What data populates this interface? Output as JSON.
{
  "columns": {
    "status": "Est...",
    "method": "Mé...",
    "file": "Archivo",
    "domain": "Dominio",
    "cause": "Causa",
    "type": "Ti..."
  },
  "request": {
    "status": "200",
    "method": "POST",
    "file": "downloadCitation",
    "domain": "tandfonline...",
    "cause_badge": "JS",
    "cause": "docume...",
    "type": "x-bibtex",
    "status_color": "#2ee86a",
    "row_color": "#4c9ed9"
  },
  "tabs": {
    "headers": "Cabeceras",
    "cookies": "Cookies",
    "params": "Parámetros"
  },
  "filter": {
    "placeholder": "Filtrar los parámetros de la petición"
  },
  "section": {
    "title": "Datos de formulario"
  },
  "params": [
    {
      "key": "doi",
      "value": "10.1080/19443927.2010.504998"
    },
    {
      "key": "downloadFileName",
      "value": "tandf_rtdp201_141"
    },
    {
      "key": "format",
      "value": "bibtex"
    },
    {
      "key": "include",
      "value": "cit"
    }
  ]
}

* * *

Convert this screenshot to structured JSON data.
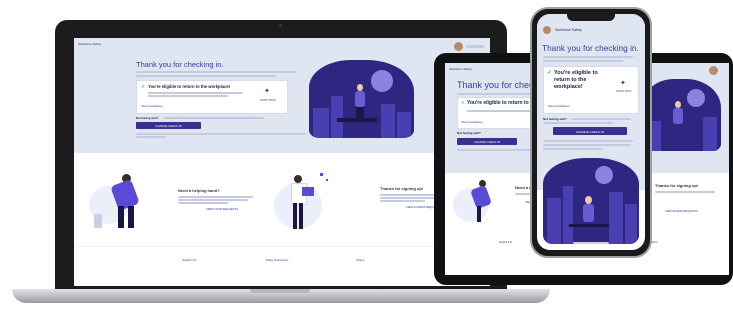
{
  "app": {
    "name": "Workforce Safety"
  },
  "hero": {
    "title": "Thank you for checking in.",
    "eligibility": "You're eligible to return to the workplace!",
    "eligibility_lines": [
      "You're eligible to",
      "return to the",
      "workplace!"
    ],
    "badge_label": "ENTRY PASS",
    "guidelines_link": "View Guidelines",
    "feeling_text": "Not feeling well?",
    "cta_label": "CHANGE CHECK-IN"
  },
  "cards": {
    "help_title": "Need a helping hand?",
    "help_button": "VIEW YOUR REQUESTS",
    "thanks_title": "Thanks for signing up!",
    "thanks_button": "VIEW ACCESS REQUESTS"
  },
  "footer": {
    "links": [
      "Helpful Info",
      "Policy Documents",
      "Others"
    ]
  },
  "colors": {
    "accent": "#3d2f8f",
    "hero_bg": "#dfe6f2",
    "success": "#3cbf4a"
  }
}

--

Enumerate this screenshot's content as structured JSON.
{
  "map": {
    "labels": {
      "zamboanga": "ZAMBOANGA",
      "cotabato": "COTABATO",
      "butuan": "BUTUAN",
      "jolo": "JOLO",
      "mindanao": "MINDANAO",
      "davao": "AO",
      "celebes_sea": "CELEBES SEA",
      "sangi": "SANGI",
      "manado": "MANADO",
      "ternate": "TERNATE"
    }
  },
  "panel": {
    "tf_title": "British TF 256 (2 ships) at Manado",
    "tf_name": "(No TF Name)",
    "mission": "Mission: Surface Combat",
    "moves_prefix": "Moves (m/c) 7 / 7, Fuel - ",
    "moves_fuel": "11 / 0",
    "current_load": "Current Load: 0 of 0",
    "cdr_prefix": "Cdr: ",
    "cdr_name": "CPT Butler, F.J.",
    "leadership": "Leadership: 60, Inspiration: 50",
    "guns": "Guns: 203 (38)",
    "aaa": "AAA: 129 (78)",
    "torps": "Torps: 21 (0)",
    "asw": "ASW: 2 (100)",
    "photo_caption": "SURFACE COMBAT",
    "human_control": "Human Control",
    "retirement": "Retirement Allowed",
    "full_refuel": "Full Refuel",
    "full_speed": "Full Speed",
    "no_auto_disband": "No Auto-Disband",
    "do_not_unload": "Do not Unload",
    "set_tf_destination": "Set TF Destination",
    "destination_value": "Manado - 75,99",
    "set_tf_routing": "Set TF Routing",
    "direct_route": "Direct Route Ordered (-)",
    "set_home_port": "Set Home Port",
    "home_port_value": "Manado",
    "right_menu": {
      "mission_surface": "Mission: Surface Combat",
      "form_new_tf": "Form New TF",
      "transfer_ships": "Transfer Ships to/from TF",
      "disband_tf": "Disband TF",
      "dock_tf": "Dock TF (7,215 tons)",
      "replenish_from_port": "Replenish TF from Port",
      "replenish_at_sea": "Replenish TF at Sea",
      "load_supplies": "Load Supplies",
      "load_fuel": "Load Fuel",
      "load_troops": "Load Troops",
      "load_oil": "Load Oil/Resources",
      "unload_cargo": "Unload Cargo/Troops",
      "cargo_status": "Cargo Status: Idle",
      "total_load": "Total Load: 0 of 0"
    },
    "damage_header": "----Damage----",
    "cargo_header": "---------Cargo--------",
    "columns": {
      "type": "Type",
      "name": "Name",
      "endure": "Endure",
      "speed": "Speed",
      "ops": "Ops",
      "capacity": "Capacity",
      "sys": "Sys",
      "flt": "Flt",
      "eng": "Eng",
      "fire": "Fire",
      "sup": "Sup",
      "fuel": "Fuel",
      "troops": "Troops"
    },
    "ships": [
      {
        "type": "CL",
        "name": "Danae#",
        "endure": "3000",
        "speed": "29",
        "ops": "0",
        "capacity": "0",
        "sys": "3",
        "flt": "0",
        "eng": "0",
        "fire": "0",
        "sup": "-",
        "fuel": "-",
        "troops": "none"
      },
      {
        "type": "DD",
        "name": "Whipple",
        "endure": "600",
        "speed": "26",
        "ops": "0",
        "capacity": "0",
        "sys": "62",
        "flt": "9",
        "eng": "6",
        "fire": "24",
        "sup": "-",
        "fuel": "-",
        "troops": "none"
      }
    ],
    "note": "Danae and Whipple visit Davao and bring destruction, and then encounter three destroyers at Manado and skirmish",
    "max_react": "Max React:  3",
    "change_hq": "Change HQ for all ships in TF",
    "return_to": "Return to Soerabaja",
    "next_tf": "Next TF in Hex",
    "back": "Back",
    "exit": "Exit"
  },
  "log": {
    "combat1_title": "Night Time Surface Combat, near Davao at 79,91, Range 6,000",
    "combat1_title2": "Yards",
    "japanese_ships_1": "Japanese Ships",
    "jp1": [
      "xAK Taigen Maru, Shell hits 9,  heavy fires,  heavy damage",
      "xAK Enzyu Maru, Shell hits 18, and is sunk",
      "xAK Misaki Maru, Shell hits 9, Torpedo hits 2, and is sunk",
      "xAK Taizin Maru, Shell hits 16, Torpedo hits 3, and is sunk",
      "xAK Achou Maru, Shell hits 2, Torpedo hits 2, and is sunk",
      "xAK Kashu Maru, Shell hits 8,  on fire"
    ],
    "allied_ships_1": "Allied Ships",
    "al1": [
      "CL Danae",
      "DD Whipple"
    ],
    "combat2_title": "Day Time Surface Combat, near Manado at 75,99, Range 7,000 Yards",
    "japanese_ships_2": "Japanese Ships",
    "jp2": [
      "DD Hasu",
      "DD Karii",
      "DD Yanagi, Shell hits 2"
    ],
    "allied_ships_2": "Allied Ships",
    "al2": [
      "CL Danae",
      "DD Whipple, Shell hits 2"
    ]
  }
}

▶ Request
Collect from the data above every line that includes "Time".

▶ Solution
    "combat1_title": "Night Time Surface Combat, near Davao at 79,91, Range 6,000",
    "combat2_title": "Day Time Surface Combat, near Manado at 75,99, Range 7,000 Yards",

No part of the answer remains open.